═════ GIVEN RECORDS ═════

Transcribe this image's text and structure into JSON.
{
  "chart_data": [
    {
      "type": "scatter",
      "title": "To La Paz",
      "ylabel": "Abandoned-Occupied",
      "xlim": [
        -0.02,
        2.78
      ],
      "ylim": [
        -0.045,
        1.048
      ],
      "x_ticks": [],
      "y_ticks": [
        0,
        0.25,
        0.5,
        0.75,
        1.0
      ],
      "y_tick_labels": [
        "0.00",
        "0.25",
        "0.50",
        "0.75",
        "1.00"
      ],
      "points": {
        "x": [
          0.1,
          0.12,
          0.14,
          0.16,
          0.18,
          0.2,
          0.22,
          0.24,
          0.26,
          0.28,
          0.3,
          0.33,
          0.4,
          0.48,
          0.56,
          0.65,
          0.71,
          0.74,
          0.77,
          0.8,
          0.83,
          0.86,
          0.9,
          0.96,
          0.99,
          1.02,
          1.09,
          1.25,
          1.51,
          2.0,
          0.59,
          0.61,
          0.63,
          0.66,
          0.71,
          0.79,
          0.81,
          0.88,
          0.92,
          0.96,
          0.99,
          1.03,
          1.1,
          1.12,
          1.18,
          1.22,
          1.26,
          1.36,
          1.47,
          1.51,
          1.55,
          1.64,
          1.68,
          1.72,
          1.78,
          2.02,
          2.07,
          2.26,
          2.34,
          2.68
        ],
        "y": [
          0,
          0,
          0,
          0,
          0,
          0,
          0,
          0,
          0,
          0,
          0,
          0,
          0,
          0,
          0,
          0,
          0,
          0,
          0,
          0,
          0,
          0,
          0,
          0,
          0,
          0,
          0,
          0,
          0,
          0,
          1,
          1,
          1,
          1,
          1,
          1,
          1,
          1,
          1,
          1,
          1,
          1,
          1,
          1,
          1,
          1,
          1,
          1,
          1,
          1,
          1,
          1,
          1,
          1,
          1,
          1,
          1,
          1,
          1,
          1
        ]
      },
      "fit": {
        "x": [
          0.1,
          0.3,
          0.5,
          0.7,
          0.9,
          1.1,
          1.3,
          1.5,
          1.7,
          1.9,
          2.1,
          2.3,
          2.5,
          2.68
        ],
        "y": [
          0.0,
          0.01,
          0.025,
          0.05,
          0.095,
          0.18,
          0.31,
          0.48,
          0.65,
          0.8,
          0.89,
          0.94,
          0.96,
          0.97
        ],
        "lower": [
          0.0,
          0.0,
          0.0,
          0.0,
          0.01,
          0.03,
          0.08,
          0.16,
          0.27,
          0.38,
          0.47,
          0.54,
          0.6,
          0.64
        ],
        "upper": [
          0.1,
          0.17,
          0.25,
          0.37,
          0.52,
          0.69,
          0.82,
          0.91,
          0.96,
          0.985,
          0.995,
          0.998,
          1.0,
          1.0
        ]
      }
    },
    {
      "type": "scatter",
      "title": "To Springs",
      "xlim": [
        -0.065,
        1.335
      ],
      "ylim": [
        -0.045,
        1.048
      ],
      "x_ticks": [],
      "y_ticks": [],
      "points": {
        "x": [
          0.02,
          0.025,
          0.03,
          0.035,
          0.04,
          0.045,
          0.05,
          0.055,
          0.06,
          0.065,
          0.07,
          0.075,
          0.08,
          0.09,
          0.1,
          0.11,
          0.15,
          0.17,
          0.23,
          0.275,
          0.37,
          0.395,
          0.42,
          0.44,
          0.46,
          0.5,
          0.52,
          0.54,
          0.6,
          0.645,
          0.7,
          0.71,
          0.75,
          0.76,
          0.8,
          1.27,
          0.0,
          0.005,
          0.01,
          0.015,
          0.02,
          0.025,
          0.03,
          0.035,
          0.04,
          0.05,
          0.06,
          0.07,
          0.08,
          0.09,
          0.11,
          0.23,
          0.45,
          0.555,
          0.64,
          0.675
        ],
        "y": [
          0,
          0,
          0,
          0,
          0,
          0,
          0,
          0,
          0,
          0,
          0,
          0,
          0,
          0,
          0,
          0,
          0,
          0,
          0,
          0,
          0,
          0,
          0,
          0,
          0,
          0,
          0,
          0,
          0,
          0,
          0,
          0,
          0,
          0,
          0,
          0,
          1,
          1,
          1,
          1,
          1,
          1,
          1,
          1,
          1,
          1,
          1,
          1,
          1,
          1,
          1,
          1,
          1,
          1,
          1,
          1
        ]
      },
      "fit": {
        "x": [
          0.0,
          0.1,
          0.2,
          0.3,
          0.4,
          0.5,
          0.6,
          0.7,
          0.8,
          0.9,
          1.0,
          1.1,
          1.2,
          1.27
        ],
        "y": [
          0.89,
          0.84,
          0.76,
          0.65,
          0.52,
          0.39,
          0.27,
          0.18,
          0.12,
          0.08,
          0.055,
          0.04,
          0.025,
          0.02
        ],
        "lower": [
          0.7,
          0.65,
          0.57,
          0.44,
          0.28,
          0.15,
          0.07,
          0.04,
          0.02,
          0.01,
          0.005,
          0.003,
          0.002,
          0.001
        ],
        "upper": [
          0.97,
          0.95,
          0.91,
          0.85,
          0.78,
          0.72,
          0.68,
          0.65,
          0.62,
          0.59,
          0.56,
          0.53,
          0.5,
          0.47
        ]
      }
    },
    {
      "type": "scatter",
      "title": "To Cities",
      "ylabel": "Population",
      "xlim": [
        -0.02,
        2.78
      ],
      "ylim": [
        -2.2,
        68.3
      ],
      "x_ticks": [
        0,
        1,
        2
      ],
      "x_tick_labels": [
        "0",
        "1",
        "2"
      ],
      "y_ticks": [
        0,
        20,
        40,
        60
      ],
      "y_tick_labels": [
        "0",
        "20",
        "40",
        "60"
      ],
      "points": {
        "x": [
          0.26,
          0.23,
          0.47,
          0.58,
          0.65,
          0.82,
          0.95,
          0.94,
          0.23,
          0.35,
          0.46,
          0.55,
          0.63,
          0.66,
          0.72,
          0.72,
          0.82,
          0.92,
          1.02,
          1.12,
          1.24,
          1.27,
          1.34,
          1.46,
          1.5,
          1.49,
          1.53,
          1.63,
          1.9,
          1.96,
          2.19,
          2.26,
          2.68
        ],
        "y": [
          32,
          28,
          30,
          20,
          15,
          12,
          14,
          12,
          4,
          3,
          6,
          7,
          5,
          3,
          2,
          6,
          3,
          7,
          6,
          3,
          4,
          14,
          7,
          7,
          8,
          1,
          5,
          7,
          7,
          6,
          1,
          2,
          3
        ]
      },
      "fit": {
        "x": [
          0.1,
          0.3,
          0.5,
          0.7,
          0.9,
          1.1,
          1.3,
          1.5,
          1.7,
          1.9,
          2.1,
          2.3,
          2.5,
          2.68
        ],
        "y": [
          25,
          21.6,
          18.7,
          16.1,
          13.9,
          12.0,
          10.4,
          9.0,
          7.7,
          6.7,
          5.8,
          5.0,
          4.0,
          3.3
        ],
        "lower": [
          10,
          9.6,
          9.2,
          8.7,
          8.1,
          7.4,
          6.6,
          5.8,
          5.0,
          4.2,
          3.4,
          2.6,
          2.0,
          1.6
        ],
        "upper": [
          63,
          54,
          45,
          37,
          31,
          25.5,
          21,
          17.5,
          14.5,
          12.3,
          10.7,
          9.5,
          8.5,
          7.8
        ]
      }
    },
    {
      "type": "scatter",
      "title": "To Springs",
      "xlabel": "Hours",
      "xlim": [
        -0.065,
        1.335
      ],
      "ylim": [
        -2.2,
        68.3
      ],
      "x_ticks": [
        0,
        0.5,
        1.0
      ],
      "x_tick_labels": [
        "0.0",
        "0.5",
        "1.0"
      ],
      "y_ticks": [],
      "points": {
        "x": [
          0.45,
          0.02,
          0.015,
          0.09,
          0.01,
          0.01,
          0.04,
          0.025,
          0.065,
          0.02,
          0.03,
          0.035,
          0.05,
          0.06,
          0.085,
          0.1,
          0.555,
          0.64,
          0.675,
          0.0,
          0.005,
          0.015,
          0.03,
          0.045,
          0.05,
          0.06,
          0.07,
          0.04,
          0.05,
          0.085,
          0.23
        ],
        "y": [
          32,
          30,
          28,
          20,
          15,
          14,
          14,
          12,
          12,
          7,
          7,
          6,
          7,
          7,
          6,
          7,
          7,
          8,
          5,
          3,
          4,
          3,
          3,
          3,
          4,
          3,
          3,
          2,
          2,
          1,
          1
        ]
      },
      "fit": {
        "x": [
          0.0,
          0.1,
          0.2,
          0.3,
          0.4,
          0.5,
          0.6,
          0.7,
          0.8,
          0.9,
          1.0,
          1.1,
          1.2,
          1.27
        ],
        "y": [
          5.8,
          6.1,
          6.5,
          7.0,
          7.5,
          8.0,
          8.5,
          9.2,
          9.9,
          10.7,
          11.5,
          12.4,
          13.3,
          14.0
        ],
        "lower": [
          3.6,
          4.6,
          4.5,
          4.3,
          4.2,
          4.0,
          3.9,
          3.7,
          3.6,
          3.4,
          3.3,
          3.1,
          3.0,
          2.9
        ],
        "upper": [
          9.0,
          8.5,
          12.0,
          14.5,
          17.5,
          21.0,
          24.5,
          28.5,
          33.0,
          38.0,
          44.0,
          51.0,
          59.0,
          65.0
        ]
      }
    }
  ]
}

═════

WHAT IS REQUIRED: Your answer should be a single number: how many lines in the data above include "title"?

WRITTEN ANSWER: 4